→ **Available records**
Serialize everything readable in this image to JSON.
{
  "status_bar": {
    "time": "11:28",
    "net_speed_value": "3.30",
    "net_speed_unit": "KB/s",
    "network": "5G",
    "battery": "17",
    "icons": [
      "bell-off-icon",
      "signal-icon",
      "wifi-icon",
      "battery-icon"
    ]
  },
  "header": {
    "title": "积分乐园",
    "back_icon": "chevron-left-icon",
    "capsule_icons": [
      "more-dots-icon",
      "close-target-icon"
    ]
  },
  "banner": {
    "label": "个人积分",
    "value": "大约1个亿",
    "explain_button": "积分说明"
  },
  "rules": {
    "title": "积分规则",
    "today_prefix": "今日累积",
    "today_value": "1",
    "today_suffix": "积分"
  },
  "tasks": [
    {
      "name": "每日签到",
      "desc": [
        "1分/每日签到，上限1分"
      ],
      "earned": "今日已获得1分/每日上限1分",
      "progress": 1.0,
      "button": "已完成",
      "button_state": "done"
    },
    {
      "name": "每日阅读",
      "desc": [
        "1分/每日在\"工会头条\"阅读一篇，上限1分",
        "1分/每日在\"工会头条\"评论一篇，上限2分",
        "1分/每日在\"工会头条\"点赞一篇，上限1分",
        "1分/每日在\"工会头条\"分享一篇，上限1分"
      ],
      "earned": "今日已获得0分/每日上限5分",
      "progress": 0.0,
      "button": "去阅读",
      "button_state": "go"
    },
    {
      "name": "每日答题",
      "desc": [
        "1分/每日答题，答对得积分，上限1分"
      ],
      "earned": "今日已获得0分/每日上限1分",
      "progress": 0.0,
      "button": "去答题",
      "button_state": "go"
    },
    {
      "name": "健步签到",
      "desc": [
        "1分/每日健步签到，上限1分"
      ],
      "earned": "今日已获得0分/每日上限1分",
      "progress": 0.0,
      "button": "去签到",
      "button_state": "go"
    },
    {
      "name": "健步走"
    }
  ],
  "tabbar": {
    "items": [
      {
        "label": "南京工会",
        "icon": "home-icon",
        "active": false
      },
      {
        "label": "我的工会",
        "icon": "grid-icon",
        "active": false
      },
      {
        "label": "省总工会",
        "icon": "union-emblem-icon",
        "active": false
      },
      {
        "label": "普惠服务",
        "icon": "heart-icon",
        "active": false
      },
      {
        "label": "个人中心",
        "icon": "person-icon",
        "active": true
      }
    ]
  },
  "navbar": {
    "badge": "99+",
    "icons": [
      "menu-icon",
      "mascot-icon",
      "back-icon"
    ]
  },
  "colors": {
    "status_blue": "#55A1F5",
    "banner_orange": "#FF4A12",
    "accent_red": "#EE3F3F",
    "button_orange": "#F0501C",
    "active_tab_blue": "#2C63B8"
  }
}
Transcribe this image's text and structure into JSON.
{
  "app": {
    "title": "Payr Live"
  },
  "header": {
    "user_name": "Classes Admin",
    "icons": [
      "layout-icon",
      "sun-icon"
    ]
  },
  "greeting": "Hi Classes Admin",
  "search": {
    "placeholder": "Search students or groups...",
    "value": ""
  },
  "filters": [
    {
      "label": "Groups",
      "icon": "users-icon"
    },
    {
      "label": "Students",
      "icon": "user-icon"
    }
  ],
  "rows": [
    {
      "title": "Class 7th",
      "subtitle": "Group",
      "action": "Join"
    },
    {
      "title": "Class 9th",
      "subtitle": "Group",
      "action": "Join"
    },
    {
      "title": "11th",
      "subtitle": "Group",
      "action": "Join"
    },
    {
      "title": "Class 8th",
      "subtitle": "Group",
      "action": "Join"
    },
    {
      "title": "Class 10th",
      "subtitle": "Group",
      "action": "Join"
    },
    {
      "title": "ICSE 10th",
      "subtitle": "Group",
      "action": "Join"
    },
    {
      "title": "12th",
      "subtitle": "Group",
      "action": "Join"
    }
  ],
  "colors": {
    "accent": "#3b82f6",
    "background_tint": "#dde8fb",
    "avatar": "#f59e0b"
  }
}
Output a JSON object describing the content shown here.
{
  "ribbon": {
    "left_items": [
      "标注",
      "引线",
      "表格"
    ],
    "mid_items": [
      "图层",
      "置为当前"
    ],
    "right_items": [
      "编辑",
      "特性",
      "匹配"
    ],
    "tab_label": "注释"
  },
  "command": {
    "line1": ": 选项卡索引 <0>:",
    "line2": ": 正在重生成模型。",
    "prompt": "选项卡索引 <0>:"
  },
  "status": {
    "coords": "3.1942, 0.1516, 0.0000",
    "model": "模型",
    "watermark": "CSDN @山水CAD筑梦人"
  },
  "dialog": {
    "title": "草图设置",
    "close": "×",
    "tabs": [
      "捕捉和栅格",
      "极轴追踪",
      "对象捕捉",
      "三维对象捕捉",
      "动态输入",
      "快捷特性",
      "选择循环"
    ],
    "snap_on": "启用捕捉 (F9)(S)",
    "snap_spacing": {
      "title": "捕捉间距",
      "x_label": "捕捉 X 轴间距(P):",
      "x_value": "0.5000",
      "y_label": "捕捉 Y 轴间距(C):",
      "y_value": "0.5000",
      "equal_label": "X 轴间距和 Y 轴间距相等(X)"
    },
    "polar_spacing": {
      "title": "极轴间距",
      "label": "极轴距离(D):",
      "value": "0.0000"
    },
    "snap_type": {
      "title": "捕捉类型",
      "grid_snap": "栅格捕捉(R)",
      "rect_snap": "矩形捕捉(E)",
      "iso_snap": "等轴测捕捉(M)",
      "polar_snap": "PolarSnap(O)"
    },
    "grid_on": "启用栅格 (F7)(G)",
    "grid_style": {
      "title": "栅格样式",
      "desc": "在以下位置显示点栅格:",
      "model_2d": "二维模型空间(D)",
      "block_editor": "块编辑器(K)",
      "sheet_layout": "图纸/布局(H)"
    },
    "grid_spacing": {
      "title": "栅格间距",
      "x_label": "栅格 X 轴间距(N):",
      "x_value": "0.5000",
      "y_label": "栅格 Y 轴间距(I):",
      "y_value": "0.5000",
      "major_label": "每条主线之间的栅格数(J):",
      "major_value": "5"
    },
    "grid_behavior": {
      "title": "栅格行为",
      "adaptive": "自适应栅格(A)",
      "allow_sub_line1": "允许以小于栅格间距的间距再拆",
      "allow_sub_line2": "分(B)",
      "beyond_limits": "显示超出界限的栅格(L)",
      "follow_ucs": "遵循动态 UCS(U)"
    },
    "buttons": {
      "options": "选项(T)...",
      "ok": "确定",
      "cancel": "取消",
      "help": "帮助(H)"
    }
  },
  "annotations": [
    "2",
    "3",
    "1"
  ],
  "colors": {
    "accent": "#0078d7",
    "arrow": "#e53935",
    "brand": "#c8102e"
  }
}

→ **Short task**
Say how many lines in the records contain the string "工会头条", and say nothing else.

→ **Task answer**
4